**Material for this exercise**
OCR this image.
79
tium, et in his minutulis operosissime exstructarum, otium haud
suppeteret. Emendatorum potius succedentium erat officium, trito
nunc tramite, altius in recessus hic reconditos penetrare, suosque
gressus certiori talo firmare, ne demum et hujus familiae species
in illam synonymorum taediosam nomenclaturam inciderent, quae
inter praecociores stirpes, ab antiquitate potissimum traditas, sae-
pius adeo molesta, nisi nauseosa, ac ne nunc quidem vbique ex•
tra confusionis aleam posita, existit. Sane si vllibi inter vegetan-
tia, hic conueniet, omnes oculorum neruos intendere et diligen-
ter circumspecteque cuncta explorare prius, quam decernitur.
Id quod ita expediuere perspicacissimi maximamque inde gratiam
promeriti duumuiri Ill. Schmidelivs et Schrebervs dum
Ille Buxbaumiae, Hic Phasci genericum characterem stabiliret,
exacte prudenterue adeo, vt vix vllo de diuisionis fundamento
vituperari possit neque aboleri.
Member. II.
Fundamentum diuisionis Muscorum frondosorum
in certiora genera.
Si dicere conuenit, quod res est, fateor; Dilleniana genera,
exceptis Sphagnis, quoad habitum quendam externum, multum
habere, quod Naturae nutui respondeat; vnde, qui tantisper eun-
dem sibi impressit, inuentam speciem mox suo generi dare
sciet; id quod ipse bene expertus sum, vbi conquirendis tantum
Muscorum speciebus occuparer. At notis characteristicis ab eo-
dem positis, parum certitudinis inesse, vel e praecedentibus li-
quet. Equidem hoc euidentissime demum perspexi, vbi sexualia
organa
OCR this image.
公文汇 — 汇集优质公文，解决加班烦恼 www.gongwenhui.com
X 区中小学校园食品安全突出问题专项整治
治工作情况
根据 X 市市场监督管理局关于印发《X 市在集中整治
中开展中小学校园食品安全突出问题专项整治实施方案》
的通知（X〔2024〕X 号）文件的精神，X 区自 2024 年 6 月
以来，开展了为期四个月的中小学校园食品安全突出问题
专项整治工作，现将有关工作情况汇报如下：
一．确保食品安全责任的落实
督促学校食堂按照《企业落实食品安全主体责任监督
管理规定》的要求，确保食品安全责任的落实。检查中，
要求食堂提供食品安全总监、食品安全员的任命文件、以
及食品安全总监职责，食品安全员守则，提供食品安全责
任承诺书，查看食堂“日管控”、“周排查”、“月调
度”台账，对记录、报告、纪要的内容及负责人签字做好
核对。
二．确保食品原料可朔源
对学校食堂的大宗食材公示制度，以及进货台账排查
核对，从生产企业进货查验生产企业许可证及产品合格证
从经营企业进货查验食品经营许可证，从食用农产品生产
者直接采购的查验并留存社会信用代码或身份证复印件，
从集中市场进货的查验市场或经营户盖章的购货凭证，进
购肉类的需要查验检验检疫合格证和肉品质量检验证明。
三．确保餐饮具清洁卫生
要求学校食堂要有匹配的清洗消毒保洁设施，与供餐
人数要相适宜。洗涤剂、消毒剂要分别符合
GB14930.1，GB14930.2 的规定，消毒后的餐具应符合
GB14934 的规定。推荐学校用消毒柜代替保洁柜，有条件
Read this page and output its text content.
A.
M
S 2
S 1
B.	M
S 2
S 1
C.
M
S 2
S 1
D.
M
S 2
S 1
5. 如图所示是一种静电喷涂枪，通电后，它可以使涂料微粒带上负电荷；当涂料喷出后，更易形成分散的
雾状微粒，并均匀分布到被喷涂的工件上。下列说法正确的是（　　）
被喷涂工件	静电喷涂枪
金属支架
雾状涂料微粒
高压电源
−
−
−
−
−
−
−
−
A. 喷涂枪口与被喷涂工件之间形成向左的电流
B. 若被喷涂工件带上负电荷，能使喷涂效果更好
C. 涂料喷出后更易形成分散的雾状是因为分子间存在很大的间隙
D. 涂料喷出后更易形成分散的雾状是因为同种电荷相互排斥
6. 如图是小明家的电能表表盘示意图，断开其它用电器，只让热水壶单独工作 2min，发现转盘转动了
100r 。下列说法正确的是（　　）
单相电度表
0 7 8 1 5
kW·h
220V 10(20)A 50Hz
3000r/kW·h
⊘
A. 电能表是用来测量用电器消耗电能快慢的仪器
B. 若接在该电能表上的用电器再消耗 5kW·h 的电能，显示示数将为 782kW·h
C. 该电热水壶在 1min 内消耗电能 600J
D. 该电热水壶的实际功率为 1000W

**Given instruction**
Without leaving anything out, give the entries again exactly.

**Written solution**
OCR this image.
79
tium, et in his minutulis operosissime exstructarum, otium haud
suppeteret. Emendatorum potius succedentium erat officium, trito
nunc tramite, altius in recessus hic reconditos penetrare, suosque
gressus certiori talo firmare, ne demum et hujus familiae species
in illam synonymorum taediosam nomenclaturam inciderent, quae
inter praecociores stirpes, ab antiquitate potissimum traditas, sae-
pius adeo molesta, nisi nauseosa, ac ne nunc quidem vbique ex•
tra confusionis aleam posita, existit. Sane si vllibi inter vegetan-
tia, hic conueniet, omnes oculorum neruos intendere et diligen-
ter circumspecteque cuncta explorare prius, quam decernitur.
Id quod ita expediuere perspicacissimi maximamque inde gratiam
promeriti duumuiri Ill. Schmidelivs et Schrebervs dum
Ille Buxbaumiae, Hic Phasci genericum characterem stabiliret,
exacte prudenterue adeo, vt vix vllo de diuisionis fundamento
vituperari possit neque aboleri.
Member. II.
Fundamentum diuisionis Muscorum frondosorum
in certiora genera.
Si dicere conuenit, quod res est, fateor; Dilleniana genera,
exceptis Sphagnis, quoad habitum quendam externum, multum
habere, quod Naturae nutui respondeat; vnde, qui tantisper eun-
dem sibi impressit, inuentam speciem mox suo generi dare
sciet; id quod ipse bene expertus sum, vbi conquirendis tantum
Muscorum speciebus occuparer. At notis characteristicis ab eo-
dem positis, parum certitudinis inesse, vel e praecedentibus li-
quet. Equidem hoc euidentissime demum perspexi, vbi sexualia
organa
OCR this image.
公文汇 — 汇集优质公文，解决加班烦恼 www.gongwenhui.com
X 区中小学校园食品安全突出问题专项整治
治工作情况
根据 X 市市场监督管理局关于印发《X 市在集中整治
中开展中小学校园食品安全突出问题专项整治实施方案》
的通知（X〔2024〕X 号）文件的精神，X 区自 2024 年 6 月
以来，开展了为期四个月的中小学校园食品安全突出问题
专项整治工作，现将有关工作情况汇报如下：
一．确保食品安全责任的落实
督促学校食堂按照《企业落实食品安全主体责任监督
管理规定》的要求，确保食品安全责任的落实。检查中，
要求食堂提供食品安全总监、食品安全员的任命文件、以
及食品安全总监职责，食品安全员守则，提供食品安全责
任承诺书，查看食堂“日管控”、“周排查”、“月调
度”台账，对记录、报告、纪要的内容及负责人签字做好
核对。
二．确保食品原料可朔源
对学校食堂的大宗食材公示制度，以及进货台账排查
核对，从生产企业进货查验生产企业许可证及产品合格证
从经营企业进货查验食品经营许可证，从食用农产品生产
者直接采购的查验并留存社会信用代码或身份证复印件，
从集中市场进货的查验市场或经营户盖章的购货凭证，进
购肉类的需要查验检验检疫合格证和肉品质量检验证明。
三．确保餐饮具清洁卫生
要求学校食堂要有匹配的清洗消毒保洁设施，与供餐
人数要相适宜。洗涤剂、消毒剂要分别符合
GB14930.1，GB14930.2 的规定，消毒后的餐具应符合
GB14934 的规定。推荐学校用消毒柜代替保洁柜，有条件
Read this page and output its text content.
A.
M
S 2
S 1
B.	M
S 2
S 1
C.
M
S 2
S 1
D.
M
S 2
S 1
5. 如图所示是一种静电喷涂枪，通电后，它可以使涂料微粒带上负电荷；当涂料喷出后，更易形成分散的
雾状微粒，并均匀分布到被喷涂的工件上。下列说法正确的是（　　）
被喷涂工件	静电喷涂枪
金属支架
雾状涂料微粒
高压电源
−
−
−
−
−
−
−
−
A. 喷涂枪口与被喷涂工件之间形成向左的电流
B. 若被喷涂工件带上负电荷，能使喷涂效果更好
C. 涂料喷出后更易形成分散的雾状是因为分子间存在很大的间隙
D. 涂料喷出后更易形成分散的雾状是因为同种电荷相互排斥
6. 如图是小明家的电能表表盘示意图，断开其它用电器，只让热水壶单独工作 2min，发现转盘转动了
100r 。下列说法正确的是（　　）
单相电度表
0 7 8 1 5
kW·h
220V 10(20)A 50Hz
3000r/kW·h
⊘
A. 电能表是用来测量用电器消耗电能快慢的仪器
B. 若接在该电能表上的用电器再消耗 5kW·h 的电能，显示示数将为 782kW·h
C. 该电热水壶在 1min 内消耗电能 600J
D. 该电热水壶的实际功率为 1000W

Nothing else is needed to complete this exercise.